本発明は、イオンビーム引出電極およびイオン注入装置に関する。
従来のイオンビーム引出電極としては、例えば特許文献1に記載されたものがある。同文献に記載の引出電極は、図10に示すように、接地電極102を備えている。接地電極102は、電極支持棒104等を介して、当該引出電極を変位させる電極駆動装置(図示せず)に接続されている。また、接地電極102には、イオンビームBの経路となる開口102aが形成されている。
接地電極102におけるイオンビームBの上流側となる面には、絶縁碍子106を介在させて、下流側からの電子の逆流を抑制するための抑制電極108が固定されている。この抑制電極108にも、イオンビームBの経路となる開口108aが形成されている。
これらの接地電極102および抑制電極108の材質としては、アルミニウムまたはカーボンが用いられている。
特開2001−202896号公報
しかしながら、接地電極102の材質がアルミニウム等の金属の場合、接地電極102と抑制電極108との間で通電(ショート)が起こるという問題がある。その原因としては、例えば、接地電極102上へのイオン生成膜の堆積、剥がれ等が挙げられる。また、イオンビームの照射により接地電極102の表面が削られ、削り取られた金属成分が接地電極102等に付着、堆積することもショートの一因である。
これに対し、接地電極102の材質がカーボンの場合、イオンビームの照射による削れ量が金属に比べて極小である。また、削り取られたカーボンは、金属にもカーボン自体にも付着しにくい。仮に付着しても、付着面に黒い煤が付着する程度であり、膜が形成されるまでには至らない。したがって、上述のショートの問題を抑制するという観点からは、接地電極102の材質としては金属よりもカーボンの方が適している。
ところが、カーボンは、かかる利点を持つ一方で、金属に比して機械的強度が弱いという欠点がある。特に、図10の引出電極においては、接地電極102が電極支持棒104等との直接の結合部分になっているため、接地電極102には高い機械的強度が要求される。
かかる機械的強度の問題は、ショートの問題と共に、引出電極の寿命を低下させる要因である。
本発明は、上記課題に鑑みてなされたものであり、寿命の長いイオンビーム引出電極およびイオン注入装置を提供することを目的とする。

### 課題 A
イオンビーム引出電極に関する本文について答えてください。
(i) 接地電極と抑制電極の材質には何が用いられていますか？
(ii) 抑制電極は何を抑制するために固定されていますか？
(iii) カーボンには金属と比べてどのような欠点がありますか？
### 課題 B
記録の先頭から「The communication hole 9e is at (410, 543).」を含む行までの範囲（両端を含む）で、「partial perspective view」を「partial sectional view」に差し替えてください。ほかの部分は変えず、その範囲の行だけを書き直してください。
この本文と記録とのあいだに関係はありません。

### 掲載記録

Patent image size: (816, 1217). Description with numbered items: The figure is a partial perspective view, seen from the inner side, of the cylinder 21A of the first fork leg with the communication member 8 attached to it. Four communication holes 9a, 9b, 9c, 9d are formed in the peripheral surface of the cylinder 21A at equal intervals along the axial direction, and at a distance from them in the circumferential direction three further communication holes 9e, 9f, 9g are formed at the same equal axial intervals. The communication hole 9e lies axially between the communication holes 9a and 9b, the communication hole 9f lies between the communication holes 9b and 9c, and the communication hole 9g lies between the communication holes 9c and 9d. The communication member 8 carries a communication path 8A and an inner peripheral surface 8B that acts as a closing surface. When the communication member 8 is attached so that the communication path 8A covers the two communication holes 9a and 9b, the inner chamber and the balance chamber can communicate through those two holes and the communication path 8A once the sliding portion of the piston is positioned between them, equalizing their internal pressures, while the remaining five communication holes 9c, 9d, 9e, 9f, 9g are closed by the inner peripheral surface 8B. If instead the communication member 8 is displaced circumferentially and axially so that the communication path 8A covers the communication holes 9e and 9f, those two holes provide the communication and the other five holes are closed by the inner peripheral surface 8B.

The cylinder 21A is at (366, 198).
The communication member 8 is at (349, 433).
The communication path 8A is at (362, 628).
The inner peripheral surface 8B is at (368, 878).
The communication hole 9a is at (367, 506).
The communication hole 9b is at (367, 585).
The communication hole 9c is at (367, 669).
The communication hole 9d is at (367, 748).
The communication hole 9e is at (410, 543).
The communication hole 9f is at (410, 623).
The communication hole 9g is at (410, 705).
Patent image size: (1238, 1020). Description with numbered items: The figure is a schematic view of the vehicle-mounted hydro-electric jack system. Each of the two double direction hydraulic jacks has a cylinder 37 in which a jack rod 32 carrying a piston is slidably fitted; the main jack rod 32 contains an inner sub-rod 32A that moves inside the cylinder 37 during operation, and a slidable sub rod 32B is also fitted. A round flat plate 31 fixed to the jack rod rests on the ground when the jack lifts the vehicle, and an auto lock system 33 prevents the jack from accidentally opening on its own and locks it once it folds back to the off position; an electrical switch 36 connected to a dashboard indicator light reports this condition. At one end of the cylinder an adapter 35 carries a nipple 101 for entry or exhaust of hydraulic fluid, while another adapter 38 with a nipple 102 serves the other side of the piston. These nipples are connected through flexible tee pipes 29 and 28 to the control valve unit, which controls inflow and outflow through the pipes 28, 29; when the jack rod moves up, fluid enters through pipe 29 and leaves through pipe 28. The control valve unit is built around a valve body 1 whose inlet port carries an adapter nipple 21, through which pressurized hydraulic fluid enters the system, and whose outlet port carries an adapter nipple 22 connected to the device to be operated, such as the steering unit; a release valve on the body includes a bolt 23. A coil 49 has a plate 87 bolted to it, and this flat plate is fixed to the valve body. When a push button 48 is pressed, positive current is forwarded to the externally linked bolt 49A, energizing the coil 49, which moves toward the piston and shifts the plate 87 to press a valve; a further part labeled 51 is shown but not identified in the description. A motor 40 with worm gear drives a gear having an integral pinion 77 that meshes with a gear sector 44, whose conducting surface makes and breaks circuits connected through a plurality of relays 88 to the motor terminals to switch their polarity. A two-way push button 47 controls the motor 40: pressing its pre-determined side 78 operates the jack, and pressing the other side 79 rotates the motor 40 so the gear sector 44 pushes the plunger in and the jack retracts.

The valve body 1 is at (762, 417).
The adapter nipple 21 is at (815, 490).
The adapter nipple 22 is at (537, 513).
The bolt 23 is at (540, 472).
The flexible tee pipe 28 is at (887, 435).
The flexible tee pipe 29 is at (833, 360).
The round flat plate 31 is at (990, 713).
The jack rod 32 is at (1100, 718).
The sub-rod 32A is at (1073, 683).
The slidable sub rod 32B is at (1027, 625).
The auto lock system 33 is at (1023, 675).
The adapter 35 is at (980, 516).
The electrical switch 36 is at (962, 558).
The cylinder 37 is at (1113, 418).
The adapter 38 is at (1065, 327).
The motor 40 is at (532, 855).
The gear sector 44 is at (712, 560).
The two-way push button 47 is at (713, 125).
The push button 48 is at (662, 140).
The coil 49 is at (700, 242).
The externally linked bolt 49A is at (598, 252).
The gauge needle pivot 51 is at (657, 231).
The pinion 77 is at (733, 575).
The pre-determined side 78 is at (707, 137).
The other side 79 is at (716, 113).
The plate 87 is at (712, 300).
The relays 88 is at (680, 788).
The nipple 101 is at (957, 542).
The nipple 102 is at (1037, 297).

### 解答 A
(i) アルミニウムまたはカーボン
(ii) 下流側からの電子の逆流
(iii) 機械的強度が弱い

### 解答 B
Patent image size: (816, 1217). Description with numbered items: The figure is a partial sectional view, seen from the inner side, of the cylinder 21A of the first fork leg with the communication member 8 attached to it. Four communication holes 9a, 9b, 9c, 9d are formed in the peripheral surface of the cylinder 21A at equal intervals along the axial direction, and at a distance from them in the circumferential direction three further communication holes 9e, 9f, 9g are formed at the same equal axial intervals. The communication hole 9e lies axially between the communication holes 9a and 9b, the communication hole 9f lies between the communication holes 9b and 9c, and the communication hole 9g lies between the communication holes 9c and 9d. The communication member 8 carries a communication path 8A and an inner peripheral surface 8B that acts as a closing surface. When the communication member 8 is attached so that the communication path 8A covers the two communication holes 9a and 9b, the inner chamber and the balance chamber can communicate through those two holes and the communication path 8A once the sliding portion of the piston is positioned between them, equalizing their internal pressures, while the remaining five communication holes 9c, 9d, 9e, 9f, 9g are closed by the inner peripheral surface 8B. If instead the communication member 8 is displaced circumferentially and axially so that the communication path 8A covers the communication holes 9e and 9f, those two holes provide the communication and the other five holes are closed by the inner peripheral surface 8B.

The cylinder 21A is at (366, 198).
The communication member 8 is at (349, 433).
The communication path 8A is at (362, 628).
The inner peripheral surface 8B is at (368, 878).
The communication hole 9a is at (367, 506).
The communication hole 9b is at (367, 585).
The communication hole 9c is at (367, 669).
The communication hole 9d is at (367, 748).
The communication hole 9e is at (410, 543).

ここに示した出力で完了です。